SD 1 conflictmineralsdisclosure.htm SD Document

UNITED STATES
SECURITIES AND EXCHANGE COMMISSION
Washington, D.C. 20549
______________________________________________

FORM SD
SPECIALIZED DISCLOSURE REPORT
______________________________________________

LUXFER HOLDINGS PLC
______________________________________________
(Name of Registrant as Specified in Charter)

England and Wales
001-35370
98-1024030
(State or Other Jurisdiction of Incorporation)
(Commission File Number)
(I.R.S. Employer Identification No.)

8989 North Port Washington Road, Suite 211
Milwaukee, WI 53217
______________________________________________
(Address and Zip Code of Principal Executive Offices)

Megan E. Glise
General Counsel & Company Secretary
+1-414-488-1744
______________________________________________

(Name and Telephone Number, including Area Code, of the Person to Contact in Connection with this Report)

Check the appropriate box to indicate the rule pursuant to which this form is being filed, and provide the period to which the information in this form applies:

Rule 13p-1 under the Securities Exchange Act (17 CFR 240.13p-1) for the reporting period from January 1 to December 31, 2023






SECTION 1 – CONFLICT MINERALS DISCLOSURE

Item 1.01 Conflict Minerals Disclosure and Report

Luxfer Holdings PLC (together with its consolidated subsidiaries, “Luxfer” or the “Company”) is filing this Specialized Disclosure Report on Form SD (this "Form SD") pursuant to Rule 13p-1 under the Securities Exchange Act of 1934, as amended, for the reporting period of January 1 to December 31, 2023 (the “Reporting Period”).

Rule 13p-1, through Form SD, requires the disclosure of certain information if a company manufactures or contracts to manufacture products for which certain “conflict minerals” (as defined below) are necessary to the functionality or production of such products. Form SD defines “conflict minerals” as (i) (a) cassiterite, (b) columbite-tantalite (coltan), (c) gold, and (d) wolframite, or their derivatives, which are currently limited to tantalum, tin, and tungsten (collectively, “3TGs”); or (ii) any other minerals or their derivatives determined by the U.S. Secretary of State to be financing conflict in the Democratic Republic of the Congo or an “adjoining country.” Section 1502(e)(1) of the Dodd-Frank Wall Street Reform and Consumer Protection Act of 2010 defines “adjoining country” as a country that shares an internationally recognized border with the Democratic Republic of the Congo, which presently includes Angola, Burundi, Central African Republic, the Republic of the Congo, Rwanda, South Sudan, Tanzania, Uganda, and Zambia (each, including the Democratic Republic of the Congo, a “Covered Country”).

- **YOUR TASK**: According to the conflict minerals report, what reporting period does it cover? Rely only on the conflict minerals report for your answer.

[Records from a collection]
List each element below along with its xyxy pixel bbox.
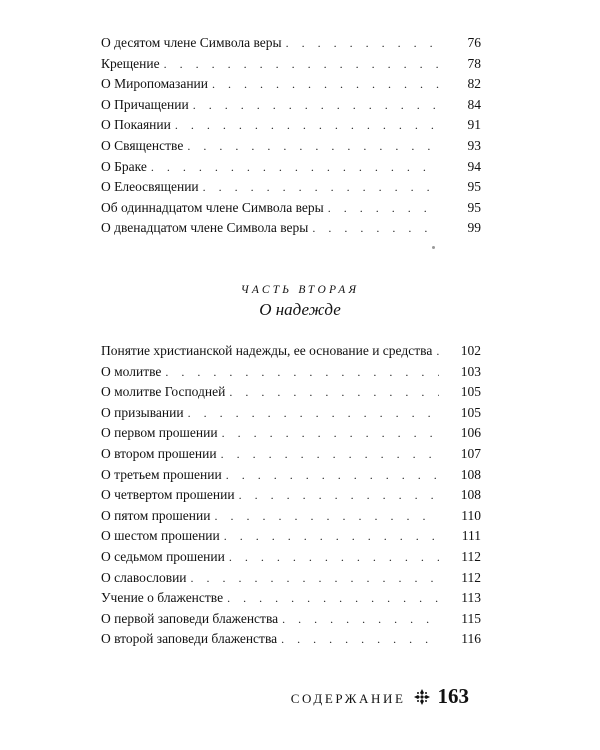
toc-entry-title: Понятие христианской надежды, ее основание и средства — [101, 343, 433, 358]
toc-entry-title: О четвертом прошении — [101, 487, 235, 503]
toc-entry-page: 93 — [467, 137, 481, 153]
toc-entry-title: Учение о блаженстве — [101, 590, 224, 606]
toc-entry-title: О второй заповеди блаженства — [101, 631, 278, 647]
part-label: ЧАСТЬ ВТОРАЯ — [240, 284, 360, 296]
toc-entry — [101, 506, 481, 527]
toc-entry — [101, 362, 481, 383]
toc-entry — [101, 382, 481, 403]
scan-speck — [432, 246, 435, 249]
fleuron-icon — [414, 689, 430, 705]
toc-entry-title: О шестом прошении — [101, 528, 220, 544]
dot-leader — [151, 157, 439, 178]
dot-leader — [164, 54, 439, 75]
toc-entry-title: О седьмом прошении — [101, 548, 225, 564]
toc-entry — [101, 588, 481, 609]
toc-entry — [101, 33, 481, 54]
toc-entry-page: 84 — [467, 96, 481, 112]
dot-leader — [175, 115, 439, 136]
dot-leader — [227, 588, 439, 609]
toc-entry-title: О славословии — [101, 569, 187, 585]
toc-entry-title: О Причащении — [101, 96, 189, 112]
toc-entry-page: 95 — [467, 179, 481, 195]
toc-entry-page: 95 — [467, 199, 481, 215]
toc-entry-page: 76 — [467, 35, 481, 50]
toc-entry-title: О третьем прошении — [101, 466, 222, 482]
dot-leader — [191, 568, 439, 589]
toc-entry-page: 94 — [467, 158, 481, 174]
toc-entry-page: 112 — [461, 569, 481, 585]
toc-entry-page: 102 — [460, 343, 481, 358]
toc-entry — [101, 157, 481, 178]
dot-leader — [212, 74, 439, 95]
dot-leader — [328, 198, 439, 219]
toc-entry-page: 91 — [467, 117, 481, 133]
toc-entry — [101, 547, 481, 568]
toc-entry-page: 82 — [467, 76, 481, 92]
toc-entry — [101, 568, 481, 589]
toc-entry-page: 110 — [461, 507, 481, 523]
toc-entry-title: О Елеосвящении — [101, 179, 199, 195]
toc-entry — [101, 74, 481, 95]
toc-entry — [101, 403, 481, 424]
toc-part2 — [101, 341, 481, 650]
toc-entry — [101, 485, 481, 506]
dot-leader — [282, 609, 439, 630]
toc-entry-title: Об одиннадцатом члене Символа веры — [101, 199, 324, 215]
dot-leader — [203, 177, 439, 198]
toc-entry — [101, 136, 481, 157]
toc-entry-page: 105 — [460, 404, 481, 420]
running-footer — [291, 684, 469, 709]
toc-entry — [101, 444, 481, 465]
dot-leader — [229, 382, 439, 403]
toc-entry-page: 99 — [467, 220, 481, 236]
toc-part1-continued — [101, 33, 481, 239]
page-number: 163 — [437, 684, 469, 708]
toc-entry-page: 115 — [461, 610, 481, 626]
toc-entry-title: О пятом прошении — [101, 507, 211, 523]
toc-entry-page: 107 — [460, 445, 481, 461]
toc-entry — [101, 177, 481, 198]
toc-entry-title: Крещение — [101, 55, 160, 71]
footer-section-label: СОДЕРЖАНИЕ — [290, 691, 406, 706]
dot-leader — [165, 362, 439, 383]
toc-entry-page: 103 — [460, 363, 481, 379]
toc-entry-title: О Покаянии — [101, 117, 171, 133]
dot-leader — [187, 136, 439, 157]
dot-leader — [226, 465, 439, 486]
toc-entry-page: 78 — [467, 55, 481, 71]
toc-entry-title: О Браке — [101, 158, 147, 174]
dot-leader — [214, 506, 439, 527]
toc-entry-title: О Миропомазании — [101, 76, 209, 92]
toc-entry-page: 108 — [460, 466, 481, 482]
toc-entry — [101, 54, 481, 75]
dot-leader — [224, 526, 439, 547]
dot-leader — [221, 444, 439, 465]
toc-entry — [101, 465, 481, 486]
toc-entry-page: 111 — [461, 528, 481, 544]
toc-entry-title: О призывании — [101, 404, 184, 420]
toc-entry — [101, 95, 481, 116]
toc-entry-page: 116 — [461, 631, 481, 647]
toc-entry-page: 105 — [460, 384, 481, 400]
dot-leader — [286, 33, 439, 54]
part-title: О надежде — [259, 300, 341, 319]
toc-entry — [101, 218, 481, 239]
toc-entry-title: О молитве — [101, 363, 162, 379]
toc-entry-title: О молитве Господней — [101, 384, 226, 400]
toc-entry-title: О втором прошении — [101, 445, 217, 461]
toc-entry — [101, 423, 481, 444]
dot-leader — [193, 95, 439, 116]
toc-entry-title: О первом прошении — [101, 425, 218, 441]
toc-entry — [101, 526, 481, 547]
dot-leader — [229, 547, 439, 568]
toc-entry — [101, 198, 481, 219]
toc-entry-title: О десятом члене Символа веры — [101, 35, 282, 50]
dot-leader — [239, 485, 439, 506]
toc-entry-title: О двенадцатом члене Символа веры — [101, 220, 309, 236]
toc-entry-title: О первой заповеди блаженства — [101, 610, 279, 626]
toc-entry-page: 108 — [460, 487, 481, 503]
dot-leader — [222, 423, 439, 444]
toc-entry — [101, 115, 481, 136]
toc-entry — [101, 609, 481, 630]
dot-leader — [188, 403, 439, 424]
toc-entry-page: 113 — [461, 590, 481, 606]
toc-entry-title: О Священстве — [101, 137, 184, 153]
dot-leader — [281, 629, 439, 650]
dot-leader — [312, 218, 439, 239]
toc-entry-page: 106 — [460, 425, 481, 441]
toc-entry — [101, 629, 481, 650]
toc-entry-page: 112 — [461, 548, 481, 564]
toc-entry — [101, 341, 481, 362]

- **ANSWER FOR THE TASK**: January 1 to December 31, 2023.